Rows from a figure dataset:
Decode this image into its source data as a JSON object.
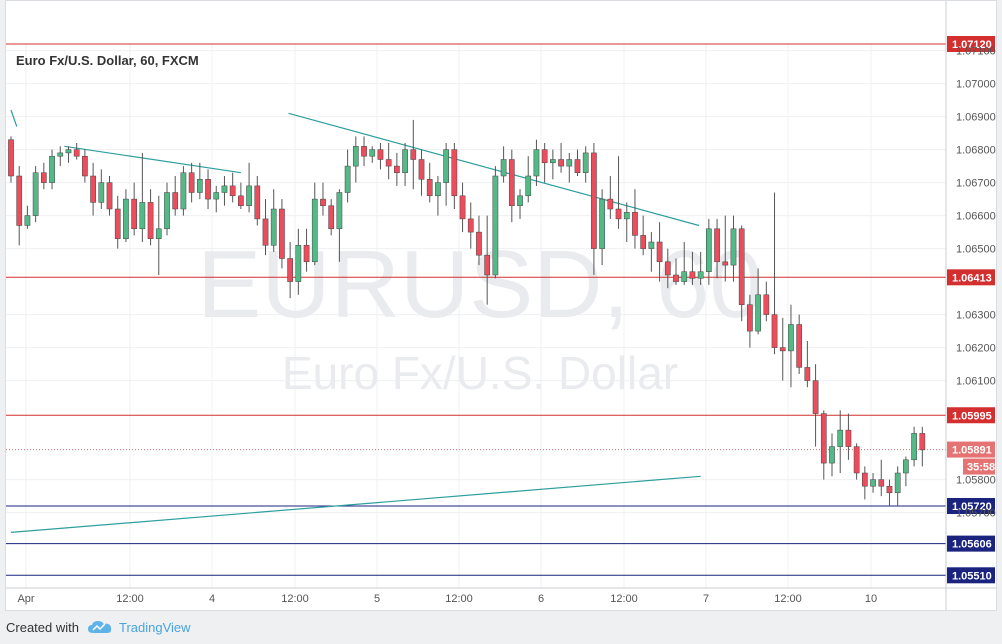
{
  "footer": {
    "created_with": "Created with",
    "brand": "TradingView"
  },
  "chart_data": {
    "type": "candlestick",
    "title": "Euro Fx/U.S. Dollar, 60, FXCM",
    "watermark_symbol": "EURUSD, 60",
    "watermark_name": "Euro Fx/U.S. Dollar",
    "y_range": [
      1.0546,
      1.0718
    ],
    "y_ticks": [
      "1.07100",
      "1.07000",
      "1.06900",
      "1.06800",
      "1.06700",
      "1.06600",
      "1.06500",
      "1.06300",
      "1.06200",
      "1.06100",
      "1.05800",
      "1.05700"
    ],
    "x_ticks": [
      "Apr",
      "12:00",
      "4",
      "12:00",
      "5",
      "12:00",
      "6",
      "12:00",
      "7",
      "12:00",
      "10"
    ],
    "horizontal_levels": [
      {
        "price": "1.07120",
        "color": "#d32f2f"
      },
      {
        "price": "1.06413",
        "color": "#d32f2f"
      },
      {
        "price": "1.05995",
        "color": "#d32f2f"
      },
      {
        "price": "1.05720",
        "color": "#1a237e"
      },
      {
        "price": "1.05606",
        "color": "#1a237e"
      },
      {
        "price": "1.05510",
        "color": "#1a237e"
      }
    ],
    "current_price": {
      "price": "1.05891",
      "countdown": "35:58",
      "color": "#e57373"
    },
    "colors": {
      "up": "#53b987",
      "down": "#eb4d5c",
      "trendline": "#2e9e9e",
      "grid": "#eef0f3"
    },
    "trendlines": [
      {
        "from": [
          0.0,
          1.0692
        ],
        "to": [
          0.7,
          1.0687
        ]
      },
      {
        "from": [
          6.5,
          1.0681
        ],
        "to": [
          28.0,
          1.0673
        ]
      },
      {
        "from": [
          33.8,
          1.0691
        ],
        "to": [
          83.8,
          1.0657
        ]
      },
      {
        "from": [
          0.0,
          1.0564
        ],
        "to": [
          84.0,
          1.0581
        ]
      }
    ],
    "candles": [
      [
        1.0683,
        1.0684,
        1.067,
        1.0672
      ],
      [
        1.0672,
        1.0675,
        1.0651,
        1.0657
      ],
      [
        1.0657,
        1.0663,
        1.0656,
        1.066
      ],
      [
        1.066,
        1.0675,
        1.0658,
        1.0673
      ],
      [
        1.0673,
        1.0676,
        1.0668,
        1.067
      ],
      [
        1.067,
        1.068,
        1.0668,
        1.0678
      ],
      [
        1.0678,
        1.0681,
        1.0675,
        1.0679
      ],
      [
        1.0679,
        1.0681,
        1.0676,
        1.068
      ],
      [
        1.068,
        1.0682,
        1.0677,
        1.0678
      ],
      [
        1.0678,
        1.068,
        1.067,
        1.0672
      ],
      [
        1.0672,
        1.0676,
        1.066,
        1.0664
      ],
      [
        1.0664,
        1.0674,
        1.0662,
        1.067
      ],
      [
        1.067,
        1.0672,
        1.066,
        1.0662
      ],
      [
        1.0662,
        1.0666,
        1.065,
        1.0653
      ],
      [
        1.0653,
        1.0668,
        1.0652,
        1.0665
      ],
      [
        1.0665,
        1.067,
        1.0654,
        1.0656
      ],
      [
        1.0656,
        1.0679,
        1.0652,
        1.0664
      ],
      [
        1.0664,
        1.0668,
        1.0651,
        1.0653
      ],
      [
        1.0653,
        1.0666,
        1.0642,
        1.0656
      ],
      [
        1.0656,
        1.067,
        1.0654,
        1.0667
      ],
      [
        1.0667,
        1.0672,
        1.066,
        1.0662
      ],
      [
        1.0662,
        1.0675,
        1.066,
        1.0673
      ],
      [
        1.0673,
        1.0676,
        1.0664,
        1.0667
      ],
      [
        1.0667,
        1.0676,
        1.0665,
        1.0671
      ],
      [
        1.0671,
        1.0674,
        1.0662,
        1.0665
      ],
      [
        1.0665,
        1.0669,
        1.0661,
        1.0667
      ],
      [
        1.0667,
        1.0672,
        1.0663,
        1.0669
      ],
      [
        1.0669,
        1.0673,
        1.0664,
        1.0666
      ],
      [
        1.0666,
        1.067,
        1.0662,
        1.0663
      ],
      [
        1.0663,
        1.0676,
        1.0661,
        1.0669
      ],
      [
        1.0669,
        1.0672,
        1.0657,
        1.0659
      ],
      [
        1.0659,
        1.0665,
        1.0648,
        1.0651
      ],
      [
        1.0651,
        1.0668,
        1.0649,
        1.0662
      ],
      [
        1.0662,
        1.0665,
        1.0644,
        1.0647
      ],
      [
        1.0647,
        1.0652,
        1.0635,
        1.064
      ],
      [
        1.064,
        1.0656,
        1.0636,
        1.0651
      ],
      [
        1.0651,
        1.0656,
        1.0643,
        1.0646
      ],
      [
        1.0646,
        1.067,
        1.0645,
        1.0665
      ],
      [
        1.0665,
        1.067,
        1.066,
        1.0663
      ],
      [
        1.0663,
        1.0665,
        1.0654,
        1.0656
      ],
      [
        1.0656,
        1.0668,
        1.0646,
        1.0667
      ],
      [
        1.0667,
        1.068,
        1.0664,
        1.0675
      ],
      [
        1.0675,
        1.0684,
        1.067,
        1.0681
      ],
      [
        1.0681,
        1.0684,
        1.0675,
        1.0678
      ],
      [
        1.0678,
        1.0681,
        1.0676,
        1.068
      ],
      [
        1.068,
        1.0682,
        1.0674,
        1.0677
      ],
      [
        1.0677,
        1.0682,
        1.0671,
        1.0675
      ],
      [
        1.0675,
        1.0679,
        1.0669,
        1.0673
      ],
      [
        1.0673,
        1.0682,
        1.0669,
        1.068
      ],
      [
        1.068,
        1.0689,
        1.0668,
        1.0677
      ],
      [
        1.0677,
        1.068,
        1.0666,
        1.0671
      ],
      [
        1.0671,
        1.0676,
        1.0664,
        1.0666
      ],
      [
        1.0666,
        1.0672,
        1.066,
        1.067
      ],
      [
        1.067,
        1.0682,
        1.0663,
        1.068
      ],
      [
        1.068,
        1.0682,
        1.0662,
        1.0666
      ],
      [
        1.0666,
        1.067,
        1.0655,
        1.0659
      ],
      [
        1.0659,
        1.0664,
        1.065,
        1.0655
      ],
      [
        1.0655,
        1.066,
        1.0645,
        1.0648
      ],
      [
        1.0648,
        1.066,
        1.0633,
        1.0642
      ],
      [
        1.0642,
        1.0675,
        1.0641,
        1.0672
      ],
      [
        1.0672,
        1.0681,
        1.067,
        1.0677
      ],
      [
        1.0677,
        1.068,
        1.0658,
        1.0663
      ],
      [
        1.0663,
        1.0668,
        1.0659,
        1.0666
      ],
      [
        1.0666,
        1.0678,
        1.0664,
        1.0672
      ],
      [
        1.0672,
        1.0683,
        1.0669,
        1.068
      ],
      [
        1.068,
        1.0682,
        1.067,
        1.0676
      ],
      [
        1.0676,
        1.068,
        1.0671,
        1.0677
      ],
      [
        1.0677,
        1.0682,
        1.0673,
        1.0675
      ],
      [
        1.0675,
        1.0679,
        1.067,
        1.0677
      ],
      [
        1.0677,
        1.068,
        1.0672,
        1.0673
      ],
      [
        1.0673,
        1.0681,
        1.067,
        1.0679
      ],
      [
        1.0679,
        1.0682,
        1.0642,
        1.065
      ],
      [
        1.065,
        1.0668,
        1.0645,
        1.0665
      ],
      [
        1.0665,
        1.0672,
        1.0659,
        1.0662
      ],
      [
        1.0662,
        1.0678,
        1.0656,
        1.0659
      ],
      [
        1.0659,
        1.0664,
        1.0652,
        1.0661
      ],
      [
        1.0661,
        1.0668,
        1.065,
        1.0654
      ],
      [
        1.0654,
        1.066,
        1.0648,
        1.065
      ],
      [
        1.065,
        1.0655,
        1.0643,
        1.0652
      ],
      [
        1.0652,
        1.0658,
        1.064,
        1.0646
      ],
      [
        1.0646,
        1.065,
        1.0638,
        1.0642
      ],
      [
        1.0642,
        1.0647,
        1.0639,
        1.064
      ],
      [
        1.064,
        1.0652,
        1.0639,
        1.0643
      ],
      [
        1.0643,
        1.0649,
        1.0639,
        1.0641
      ],
      [
        1.0641,
        1.0649,
        1.0639,
        1.0643
      ],
      [
        1.0643,
        1.0659,
        1.0639,
        1.0656
      ],
      [
        1.0656,
        1.0659,
        1.0641,
        1.0646
      ],
      [
        1.0646,
        1.066,
        1.064,
        1.0645
      ],
      [
        1.0645,
        1.066,
        1.064,
        1.0656
      ],
      [
        1.0656,
        1.0657,
        1.0628,
        1.0633
      ],
      [
        1.0633,
        1.0636,
        1.062,
        1.0625
      ],
      [
        1.0625,
        1.0644,
        1.0624,
        1.0636
      ],
      [
        1.0636,
        1.064,
        1.0628,
        1.063
      ],
      [
        1.063,
        1.0667,
        1.0618,
        1.062
      ],
      [
        1.062,
        1.0629,
        1.061,
        1.0619
      ],
      [
        1.0619,
        1.0633,
        1.0608,
        1.0627
      ],
      [
        1.0627,
        1.063,
        1.0612,
        1.0614
      ],
      [
        1.0614,
        1.0622,
        1.0608,
        1.061
      ],
      [
        1.061,
        1.0615,
        1.059,
        1.06
      ],
      [
        1.06,
        1.0601,
        1.058,
        1.0585
      ],
      [
        1.0585,
        1.0594,
        1.0581,
        1.059
      ],
      [
        1.059,
        1.0601,
        1.0582,
        1.0595
      ],
      [
        1.0595,
        1.06,
        1.0586,
        1.059
      ],
      [
        1.059,
        1.0591,
        1.058,
        1.0582
      ],
      [
        1.0582,
        1.0584,
        1.0574,
        1.0578
      ],
      [
        1.0578,
        1.0582,
        1.0576,
        1.058
      ],
      [
        1.058,
        1.0586,
        1.0575,
        1.0578
      ],
      [
        1.0578,
        1.058,
        1.0572,
        1.0576
      ],
      [
        1.0576,
        1.0584,
        1.0572,
        1.0582
      ],
      [
        1.0582,
        1.0587,
        1.0578,
        1.0586
      ],
      [
        1.0586,
        1.0596,
        1.0584,
        1.0594
      ],
      [
        1.0594,
        1.0596,
        1.0584,
        1.0589
      ]
    ]
  }
}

* _WRITTEN EXERCISE_
Copy, from the material, each line that holds the string "Euro".

* _THE OUTPUT_
    "title": "Euro Fx/U.S. Dollar, 60, FXCM",
    "watermark_name": "Euro Fx/U.S. Dollar",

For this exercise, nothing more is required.